(Exercise objective) Read the material below and tally how many lines hold the word "like", giving the number and nothing else.

(Exercise inputs)
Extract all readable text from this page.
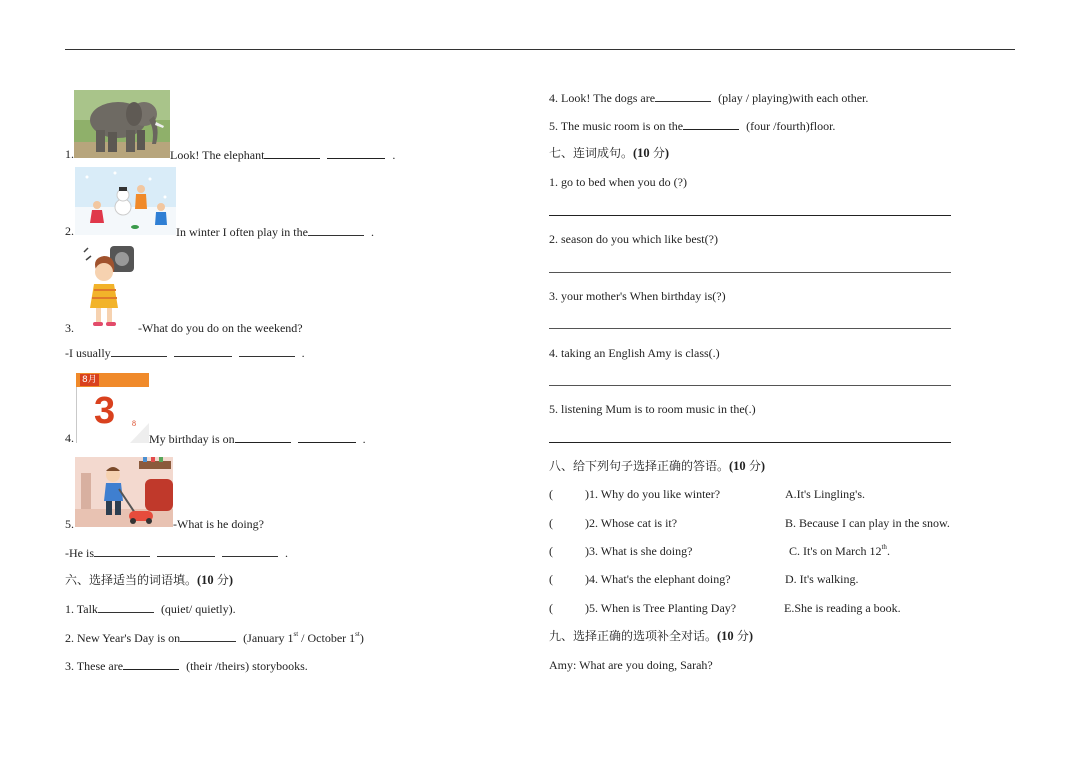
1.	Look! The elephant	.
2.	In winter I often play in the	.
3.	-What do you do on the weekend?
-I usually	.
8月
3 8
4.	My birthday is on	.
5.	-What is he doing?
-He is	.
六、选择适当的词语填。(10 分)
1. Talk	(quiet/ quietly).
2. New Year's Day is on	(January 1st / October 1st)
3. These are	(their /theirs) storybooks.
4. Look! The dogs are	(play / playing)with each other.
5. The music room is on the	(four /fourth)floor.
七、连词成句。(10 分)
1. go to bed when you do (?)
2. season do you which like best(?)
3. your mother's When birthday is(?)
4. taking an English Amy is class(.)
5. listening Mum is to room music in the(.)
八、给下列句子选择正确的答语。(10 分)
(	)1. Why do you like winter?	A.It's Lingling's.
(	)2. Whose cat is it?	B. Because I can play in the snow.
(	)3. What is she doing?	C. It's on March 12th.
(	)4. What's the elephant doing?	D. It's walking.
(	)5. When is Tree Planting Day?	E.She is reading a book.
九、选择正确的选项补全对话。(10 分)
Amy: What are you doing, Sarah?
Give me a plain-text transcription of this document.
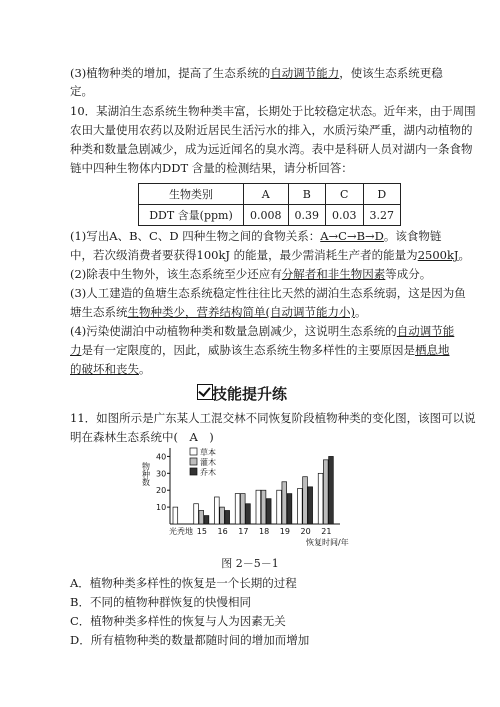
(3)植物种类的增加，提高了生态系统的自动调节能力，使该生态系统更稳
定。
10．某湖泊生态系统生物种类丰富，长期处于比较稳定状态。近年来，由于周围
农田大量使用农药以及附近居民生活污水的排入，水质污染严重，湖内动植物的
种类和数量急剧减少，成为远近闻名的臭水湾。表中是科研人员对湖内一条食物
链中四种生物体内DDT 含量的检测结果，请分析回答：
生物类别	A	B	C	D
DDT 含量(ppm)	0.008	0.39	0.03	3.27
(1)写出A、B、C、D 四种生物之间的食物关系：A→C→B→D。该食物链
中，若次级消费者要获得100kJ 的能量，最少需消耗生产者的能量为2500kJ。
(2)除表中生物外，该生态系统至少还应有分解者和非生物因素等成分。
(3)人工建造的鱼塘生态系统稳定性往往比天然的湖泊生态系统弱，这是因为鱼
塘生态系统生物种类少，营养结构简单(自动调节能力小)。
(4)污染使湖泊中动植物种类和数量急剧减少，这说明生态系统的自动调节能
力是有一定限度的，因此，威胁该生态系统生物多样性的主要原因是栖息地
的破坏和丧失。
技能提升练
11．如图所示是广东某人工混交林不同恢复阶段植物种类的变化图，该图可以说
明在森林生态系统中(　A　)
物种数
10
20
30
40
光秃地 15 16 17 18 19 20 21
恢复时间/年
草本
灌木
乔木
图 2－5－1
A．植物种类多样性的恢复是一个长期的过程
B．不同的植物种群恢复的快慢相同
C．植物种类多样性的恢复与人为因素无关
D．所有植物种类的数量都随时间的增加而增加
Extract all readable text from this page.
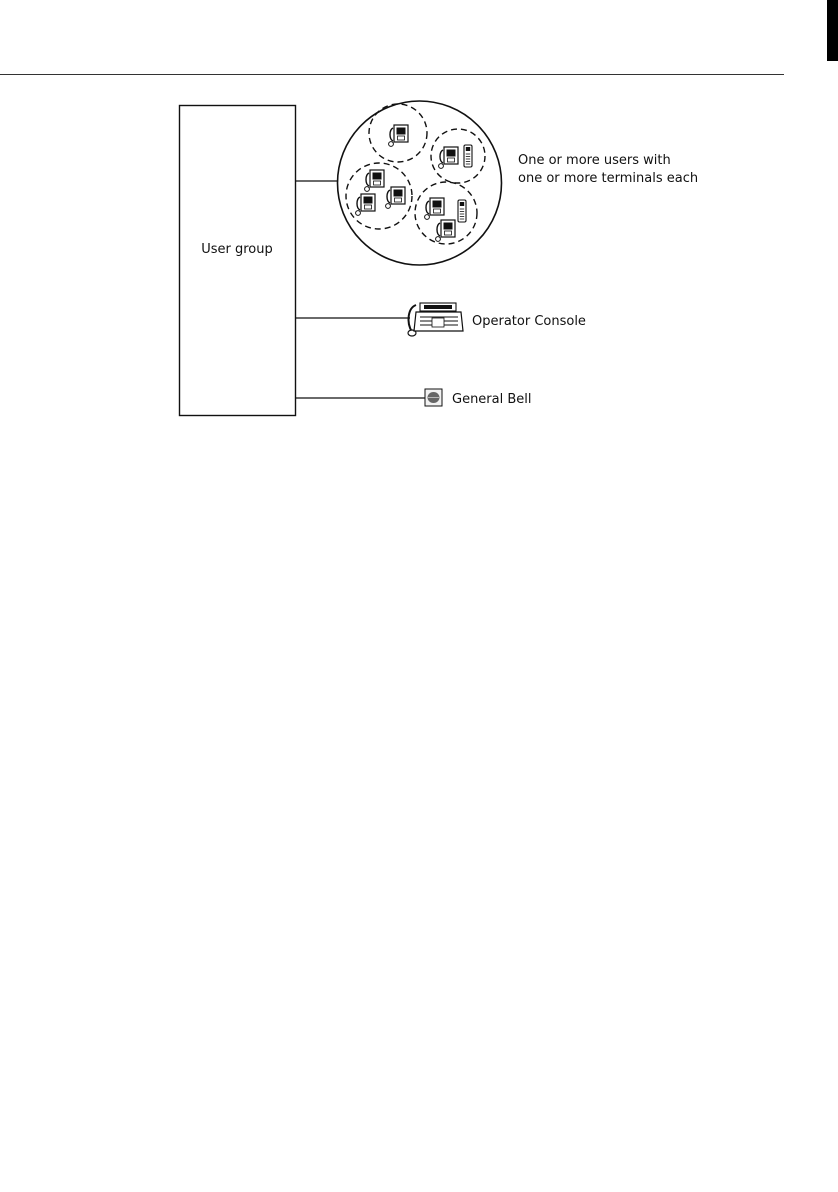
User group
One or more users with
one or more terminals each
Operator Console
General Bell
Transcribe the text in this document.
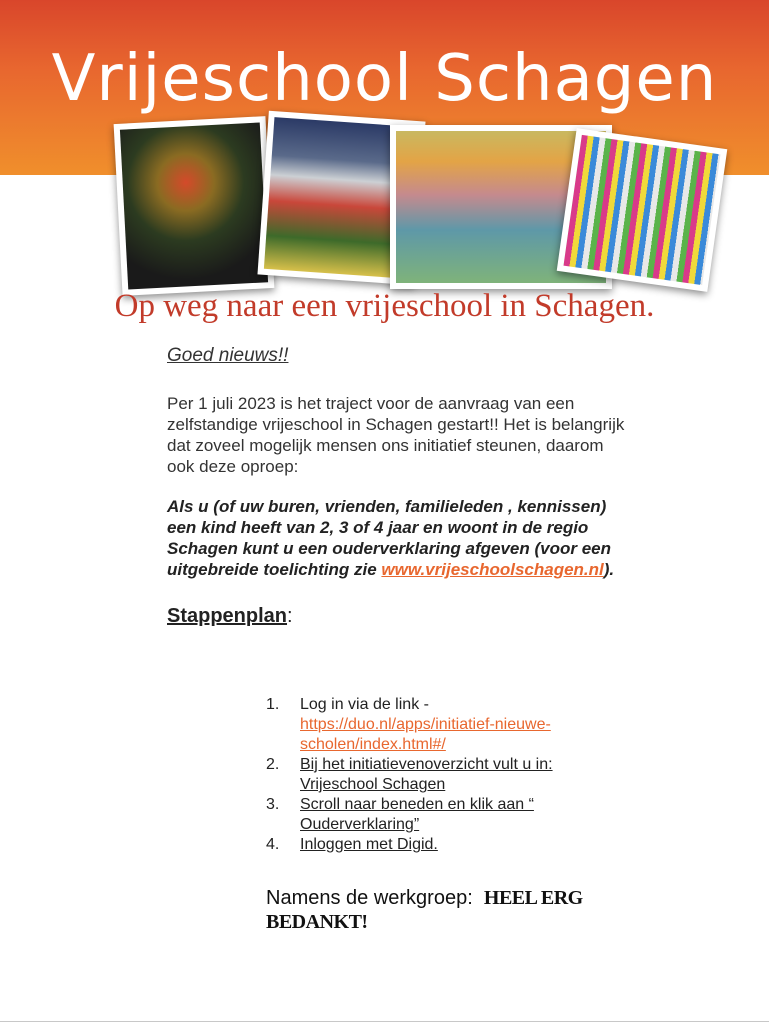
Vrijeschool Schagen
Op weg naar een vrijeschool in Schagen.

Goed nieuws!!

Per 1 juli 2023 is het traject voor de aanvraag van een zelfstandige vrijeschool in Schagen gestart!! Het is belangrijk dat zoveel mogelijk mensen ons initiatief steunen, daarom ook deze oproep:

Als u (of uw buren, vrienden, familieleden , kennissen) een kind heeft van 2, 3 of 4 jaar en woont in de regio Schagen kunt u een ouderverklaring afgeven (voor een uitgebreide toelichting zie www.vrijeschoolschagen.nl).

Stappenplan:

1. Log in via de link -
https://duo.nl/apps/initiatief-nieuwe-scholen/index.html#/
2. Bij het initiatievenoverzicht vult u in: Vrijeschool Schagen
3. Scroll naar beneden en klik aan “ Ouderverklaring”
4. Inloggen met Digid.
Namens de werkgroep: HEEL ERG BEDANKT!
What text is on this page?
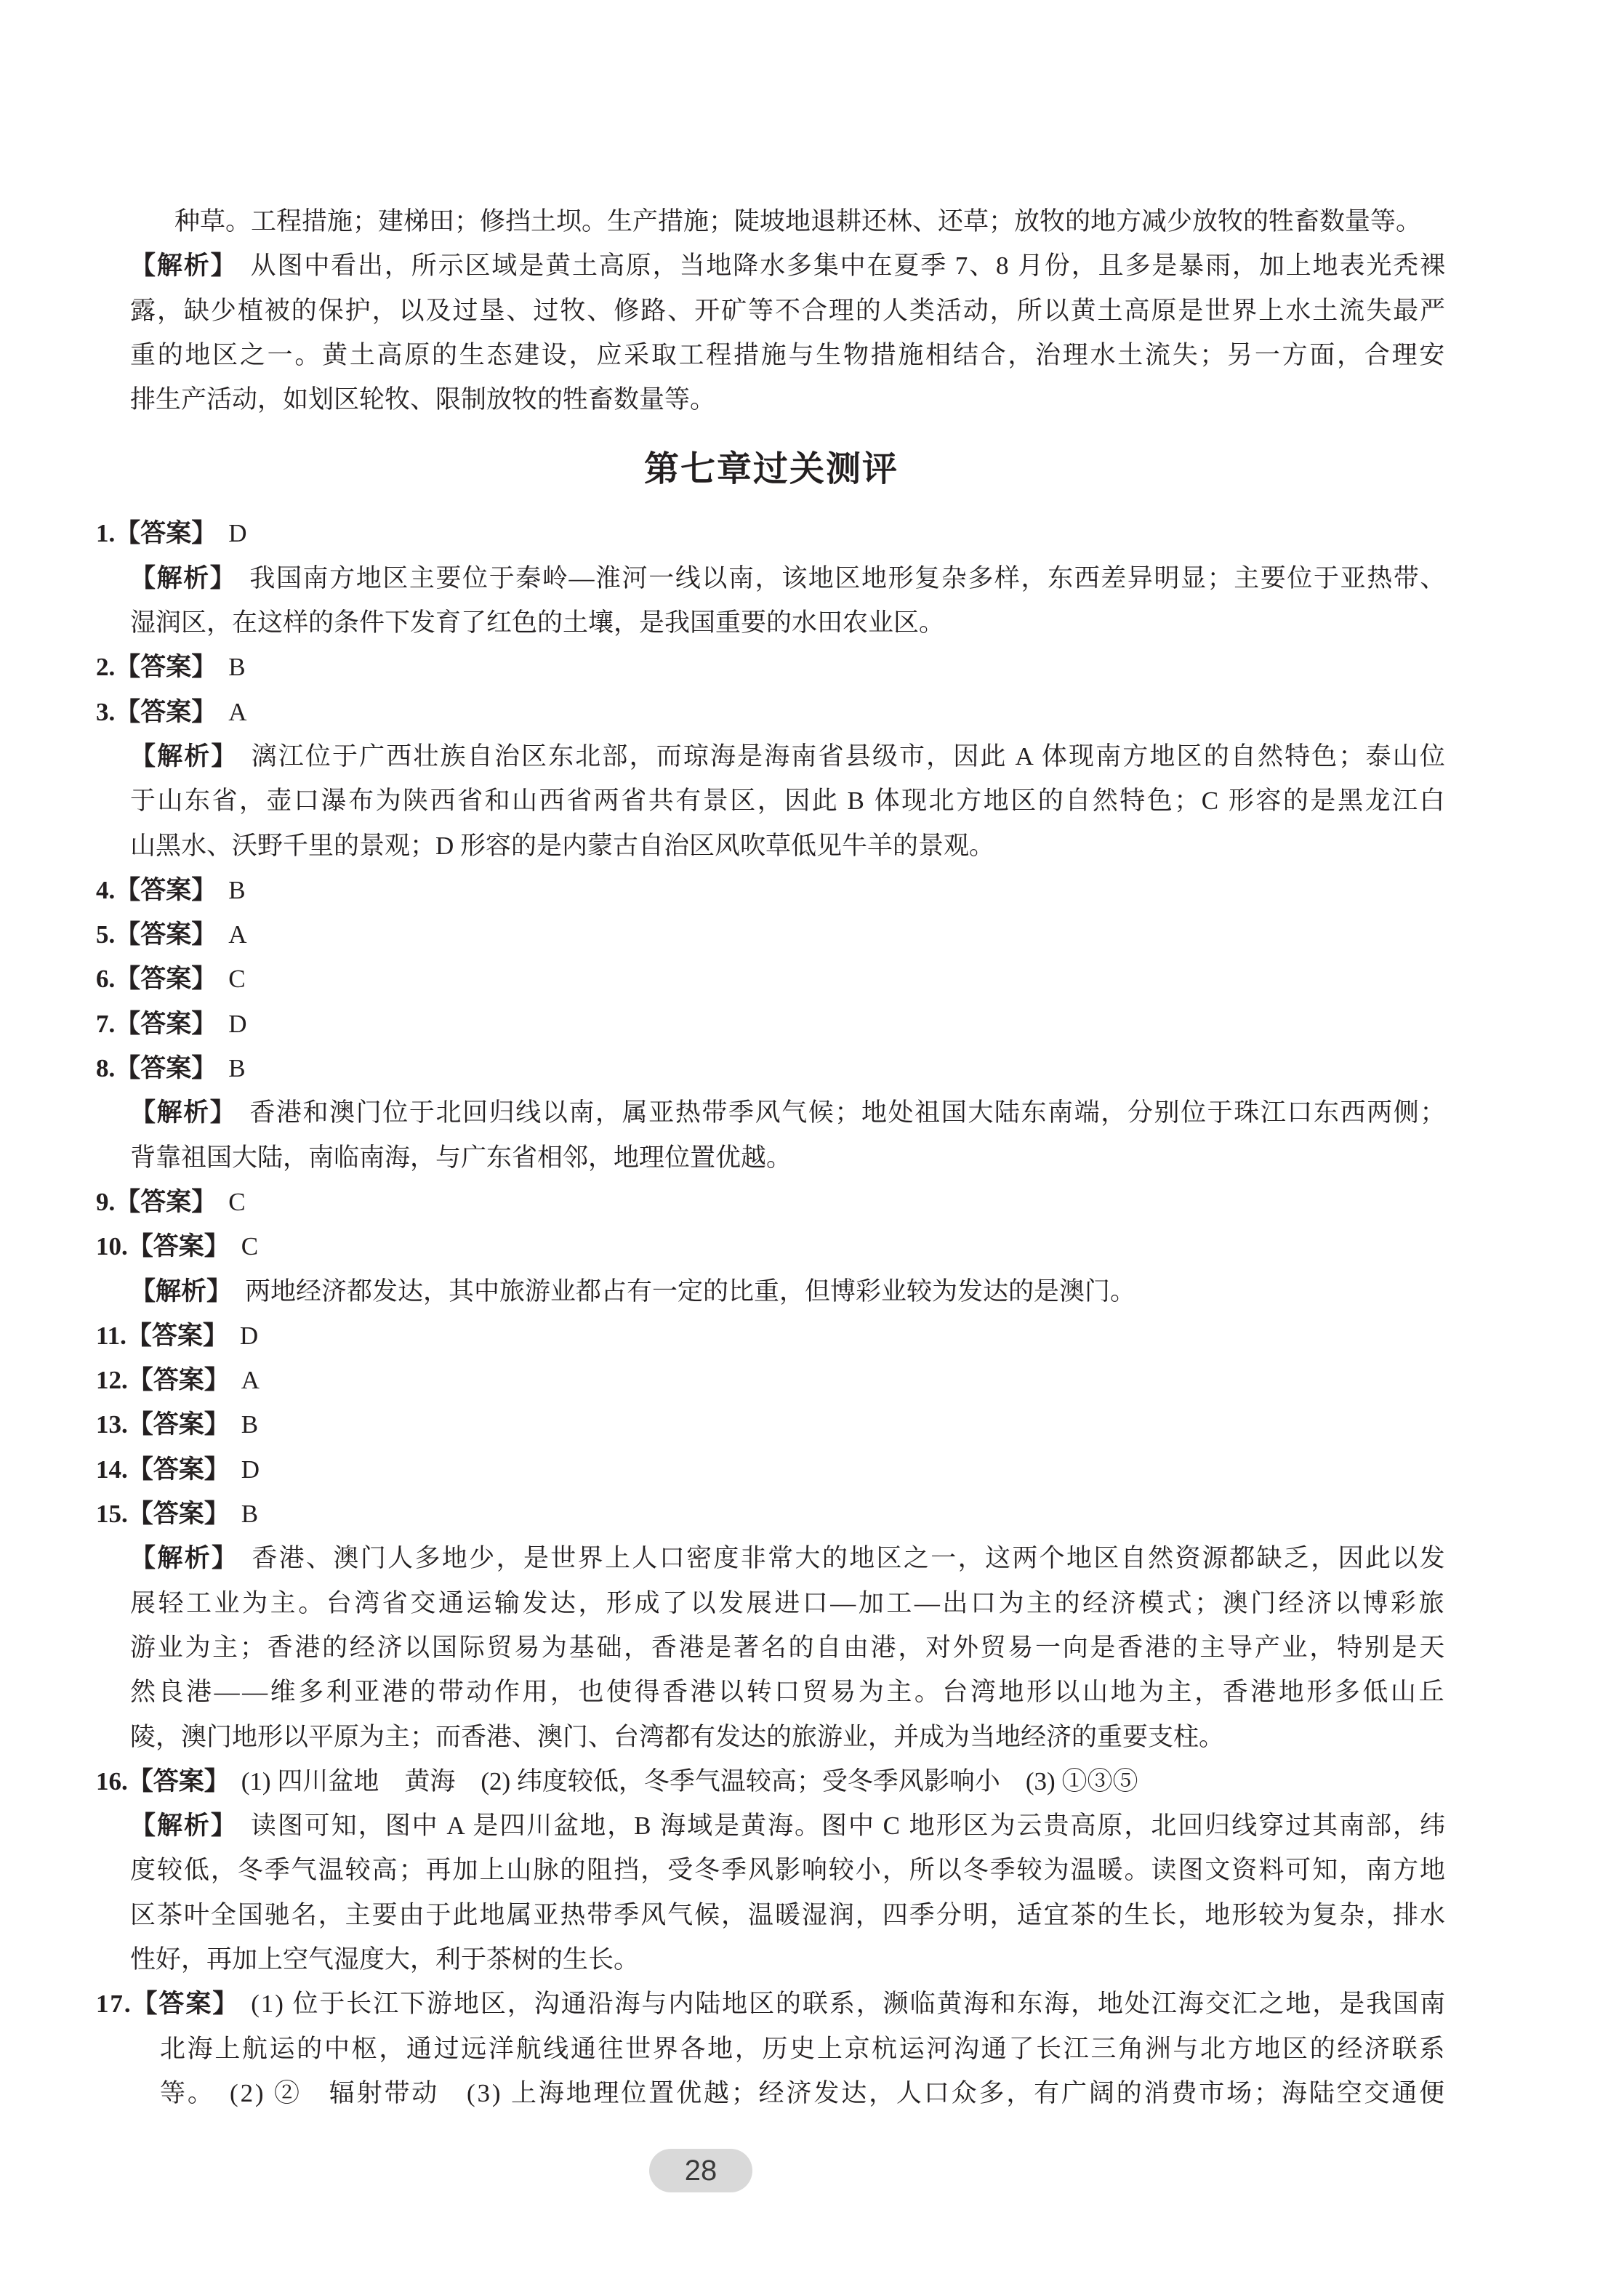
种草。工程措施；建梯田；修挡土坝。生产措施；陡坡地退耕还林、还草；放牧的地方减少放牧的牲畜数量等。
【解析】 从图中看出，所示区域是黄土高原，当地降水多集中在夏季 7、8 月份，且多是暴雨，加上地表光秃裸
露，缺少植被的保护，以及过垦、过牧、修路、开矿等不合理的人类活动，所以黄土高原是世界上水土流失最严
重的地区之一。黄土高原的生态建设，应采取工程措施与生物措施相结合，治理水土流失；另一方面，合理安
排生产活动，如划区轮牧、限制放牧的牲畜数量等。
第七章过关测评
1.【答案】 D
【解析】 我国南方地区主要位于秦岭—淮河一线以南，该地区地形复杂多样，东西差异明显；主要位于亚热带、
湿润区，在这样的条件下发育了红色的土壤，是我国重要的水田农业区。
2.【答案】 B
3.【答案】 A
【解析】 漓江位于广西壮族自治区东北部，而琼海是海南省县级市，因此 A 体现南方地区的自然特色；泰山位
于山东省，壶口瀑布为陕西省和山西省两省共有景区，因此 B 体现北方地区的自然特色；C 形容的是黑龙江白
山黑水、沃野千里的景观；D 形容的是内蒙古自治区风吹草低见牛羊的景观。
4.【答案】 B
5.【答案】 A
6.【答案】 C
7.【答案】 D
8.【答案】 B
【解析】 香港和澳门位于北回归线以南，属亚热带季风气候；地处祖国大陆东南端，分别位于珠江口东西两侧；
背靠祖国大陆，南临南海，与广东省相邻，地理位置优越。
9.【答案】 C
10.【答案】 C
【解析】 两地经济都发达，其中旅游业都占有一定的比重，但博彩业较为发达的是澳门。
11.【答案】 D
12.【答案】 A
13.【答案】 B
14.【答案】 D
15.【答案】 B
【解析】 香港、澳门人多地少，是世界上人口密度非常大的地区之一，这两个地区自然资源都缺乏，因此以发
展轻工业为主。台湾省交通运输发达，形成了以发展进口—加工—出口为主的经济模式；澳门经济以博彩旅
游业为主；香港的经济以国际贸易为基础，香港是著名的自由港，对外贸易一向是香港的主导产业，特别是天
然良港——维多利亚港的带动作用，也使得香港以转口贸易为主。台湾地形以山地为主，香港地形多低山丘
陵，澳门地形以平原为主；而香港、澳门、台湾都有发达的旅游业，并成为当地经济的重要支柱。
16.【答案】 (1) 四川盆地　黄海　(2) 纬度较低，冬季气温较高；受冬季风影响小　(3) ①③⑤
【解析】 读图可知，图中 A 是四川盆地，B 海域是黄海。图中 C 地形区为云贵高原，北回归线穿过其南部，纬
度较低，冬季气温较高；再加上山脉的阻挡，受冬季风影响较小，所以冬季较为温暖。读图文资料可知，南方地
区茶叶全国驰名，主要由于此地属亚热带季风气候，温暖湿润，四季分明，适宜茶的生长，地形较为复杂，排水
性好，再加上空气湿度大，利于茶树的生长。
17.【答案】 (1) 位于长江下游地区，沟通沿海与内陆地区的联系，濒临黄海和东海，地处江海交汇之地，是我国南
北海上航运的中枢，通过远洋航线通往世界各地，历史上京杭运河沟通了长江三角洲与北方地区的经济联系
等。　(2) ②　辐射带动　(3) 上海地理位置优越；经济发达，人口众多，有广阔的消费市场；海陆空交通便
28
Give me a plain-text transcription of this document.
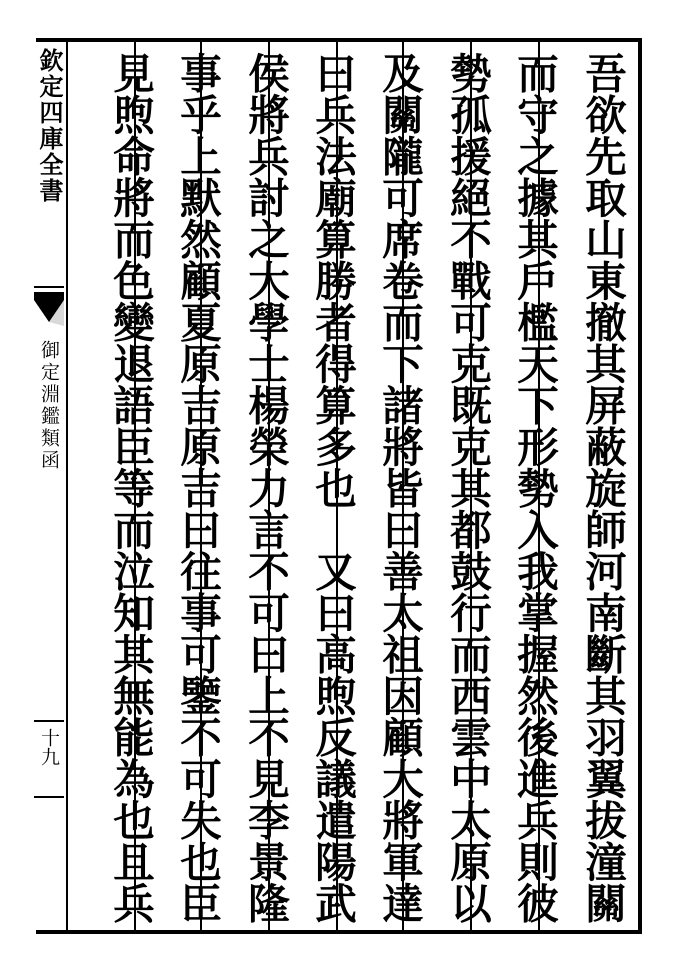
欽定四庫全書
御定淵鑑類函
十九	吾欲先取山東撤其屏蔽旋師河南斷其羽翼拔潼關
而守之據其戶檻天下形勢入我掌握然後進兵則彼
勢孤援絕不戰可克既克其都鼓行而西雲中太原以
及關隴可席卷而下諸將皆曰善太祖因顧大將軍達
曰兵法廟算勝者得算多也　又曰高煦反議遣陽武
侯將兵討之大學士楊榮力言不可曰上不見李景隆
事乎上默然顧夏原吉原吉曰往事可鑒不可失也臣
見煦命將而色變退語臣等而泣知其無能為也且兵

(Answer to this problem) 2